-- START --

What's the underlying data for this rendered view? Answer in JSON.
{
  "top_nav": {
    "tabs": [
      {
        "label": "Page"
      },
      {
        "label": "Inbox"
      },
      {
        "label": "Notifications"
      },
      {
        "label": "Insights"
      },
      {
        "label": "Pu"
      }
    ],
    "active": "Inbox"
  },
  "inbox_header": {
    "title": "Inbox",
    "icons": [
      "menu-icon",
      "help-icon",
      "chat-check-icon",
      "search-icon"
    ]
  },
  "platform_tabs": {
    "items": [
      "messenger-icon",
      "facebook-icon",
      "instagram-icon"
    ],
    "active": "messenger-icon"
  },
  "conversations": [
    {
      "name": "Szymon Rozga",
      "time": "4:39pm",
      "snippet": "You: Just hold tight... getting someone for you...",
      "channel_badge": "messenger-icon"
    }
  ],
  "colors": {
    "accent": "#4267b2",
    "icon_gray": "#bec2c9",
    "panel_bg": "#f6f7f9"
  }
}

-- END --
-- START --

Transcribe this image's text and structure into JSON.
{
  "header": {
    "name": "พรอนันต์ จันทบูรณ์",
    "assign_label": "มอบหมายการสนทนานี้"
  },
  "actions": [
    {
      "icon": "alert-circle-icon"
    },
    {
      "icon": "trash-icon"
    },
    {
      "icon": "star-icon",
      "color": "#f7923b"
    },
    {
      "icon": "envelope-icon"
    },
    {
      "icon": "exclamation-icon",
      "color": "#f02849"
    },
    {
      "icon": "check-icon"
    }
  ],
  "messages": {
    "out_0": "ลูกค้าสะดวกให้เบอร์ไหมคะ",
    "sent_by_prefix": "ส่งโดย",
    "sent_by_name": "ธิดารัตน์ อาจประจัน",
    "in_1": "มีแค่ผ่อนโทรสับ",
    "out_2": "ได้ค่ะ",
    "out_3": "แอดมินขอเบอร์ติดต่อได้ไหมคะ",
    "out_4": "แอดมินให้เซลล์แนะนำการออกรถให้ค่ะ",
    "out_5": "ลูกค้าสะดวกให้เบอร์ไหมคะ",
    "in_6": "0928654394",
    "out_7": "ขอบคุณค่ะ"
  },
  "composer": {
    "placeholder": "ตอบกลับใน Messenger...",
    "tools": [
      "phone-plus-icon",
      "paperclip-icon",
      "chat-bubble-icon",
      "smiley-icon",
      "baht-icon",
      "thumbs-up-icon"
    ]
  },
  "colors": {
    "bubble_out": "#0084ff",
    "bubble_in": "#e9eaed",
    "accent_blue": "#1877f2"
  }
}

-- END --
-- START --

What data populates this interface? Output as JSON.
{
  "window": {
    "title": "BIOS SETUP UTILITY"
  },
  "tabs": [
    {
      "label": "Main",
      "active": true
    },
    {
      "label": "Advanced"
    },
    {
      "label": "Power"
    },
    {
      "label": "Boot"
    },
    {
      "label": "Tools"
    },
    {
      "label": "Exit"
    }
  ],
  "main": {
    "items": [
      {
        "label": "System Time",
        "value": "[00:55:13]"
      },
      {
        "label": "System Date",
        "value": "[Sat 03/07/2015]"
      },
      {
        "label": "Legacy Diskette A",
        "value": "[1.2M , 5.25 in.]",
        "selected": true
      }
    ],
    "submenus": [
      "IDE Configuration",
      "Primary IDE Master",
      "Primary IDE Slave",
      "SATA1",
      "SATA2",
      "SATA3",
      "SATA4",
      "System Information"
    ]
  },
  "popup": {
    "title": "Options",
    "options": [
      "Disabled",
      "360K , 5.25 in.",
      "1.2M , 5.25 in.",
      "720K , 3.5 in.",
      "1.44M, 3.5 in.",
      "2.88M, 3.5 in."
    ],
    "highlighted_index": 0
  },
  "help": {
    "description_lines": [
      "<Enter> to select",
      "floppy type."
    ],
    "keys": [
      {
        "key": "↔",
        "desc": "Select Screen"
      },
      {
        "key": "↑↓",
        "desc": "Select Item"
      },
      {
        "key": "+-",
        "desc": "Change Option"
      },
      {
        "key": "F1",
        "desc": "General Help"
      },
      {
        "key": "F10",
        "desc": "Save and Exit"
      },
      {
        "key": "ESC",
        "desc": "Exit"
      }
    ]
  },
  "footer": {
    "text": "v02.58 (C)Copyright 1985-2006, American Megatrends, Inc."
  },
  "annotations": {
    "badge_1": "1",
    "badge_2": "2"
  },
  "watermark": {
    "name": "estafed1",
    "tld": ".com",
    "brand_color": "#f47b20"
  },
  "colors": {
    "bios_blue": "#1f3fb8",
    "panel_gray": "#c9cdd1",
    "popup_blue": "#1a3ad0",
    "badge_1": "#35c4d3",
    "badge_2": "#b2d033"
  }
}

-- END --

▶ **Exercise aim**
List every line in the records above that contains the word "What".

▶ **Task answer**
What's the underlying data for this rendered view? Answer in JSON.
What data populates this interface? Output as JSON.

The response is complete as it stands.